__Task__.
State how many lines of the entries include the string "rgba", please, leaving out everything but the number.

━━ Provided entries ━━

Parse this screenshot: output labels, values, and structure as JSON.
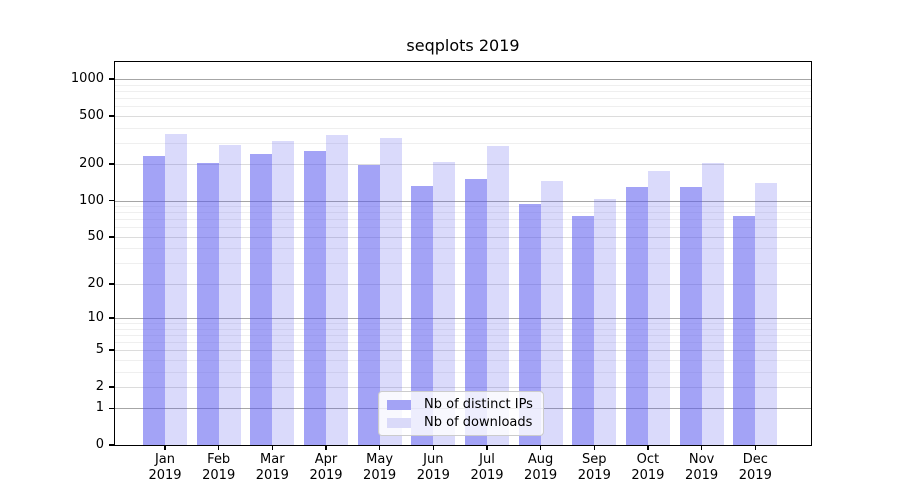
{
  "title": "seqplots 2019",
  "legend": {
    "items": [
      {
        "label": "Nb of distinct IPs",
        "color": "#a3a3f5"
      },
      {
        "label": "Nb of downloads",
        "color": "#dadaf9"
      }
    ]
  },
  "axes": {
    "y_tick_labels": [
      "0",
      "1",
      "2",
      "5",
      "10",
      "20",
      "50",
      "100",
      "200",
      "500",
      "1000"
    ],
    "y_tick_values": [
      0,
      1,
      2,
      5,
      10,
      20,
      50,
      100,
      200,
      500,
      1000
    ],
    "y_minor_values": [
      3,
      4,
      6,
      7,
      8,
      9,
      30,
      40,
      60,
      70,
      80,
      90,
      300,
      400,
      600,
      700,
      800,
      900
    ],
    "x_ticks": [
      {
        "month": "Jan",
        "year": "2019"
      },
      {
        "month": "Feb",
        "year": "2019"
      },
      {
        "month": "Mar",
        "year": "2019"
      },
      {
        "month": "Apr",
        "year": "2019"
      },
      {
        "month": "May",
        "year": "2019"
      },
      {
        "month": "Jun",
        "year": "2019"
      },
      {
        "month": "Jul",
        "year": "2019"
      },
      {
        "month": "Aug",
        "year": "2019"
      },
      {
        "month": "Sep",
        "year": "2019"
      },
      {
        "month": "Oct",
        "year": "2019"
      },
      {
        "month": "Nov",
        "year": "2019"
      },
      {
        "month": "Dec",
        "year": "2019"
      }
    ]
  },
  "chart_data": {
    "type": "bar",
    "title": "seqplots 2019",
    "categories": [
      "Jan 2019",
      "Feb 2019",
      "Mar 2019",
      "Apr 2019",
      "May 2019",
      "Jun 2019",
      "Jul 2019",
      "Aug 2019",
      "Sep 2019",
      "Oct 2019",
      "Nov 2019",
      "Dec 2019"
    ],
    "series": [
      {
        "name": "Nb of distinct IPs",
        "color": "rgba(88,88,238,0.55)",
        "values": [
          235,
          205,
          245,
          258,
          198,
          131,
          151,
          94,
          74,
          130,
          130,
          75
        ]
      },
      {
        "name": "Nb of downloads",
        "color": "rgba(88,88,238,0.22)",
        "values": [
          355,
          290,
          310,
          345,
          328,
          208,
          280,
          146,
          104,
          177,
          206,
          140
        ]
      }
    ],
    "xlabel": "",
    "ylabel": "",
    "yscale": "log1p",
    "ylim": [
      0,
      1380
    ],
    "y_ticks": [
      0,
      1,
      2,
      5,
      10,
      20,
      50,
      100,
      200,
      500,
      1000
    ],
    "grid": true,
    "legend_position": "lower center"
  }
}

━━━

__Response to this task__.
2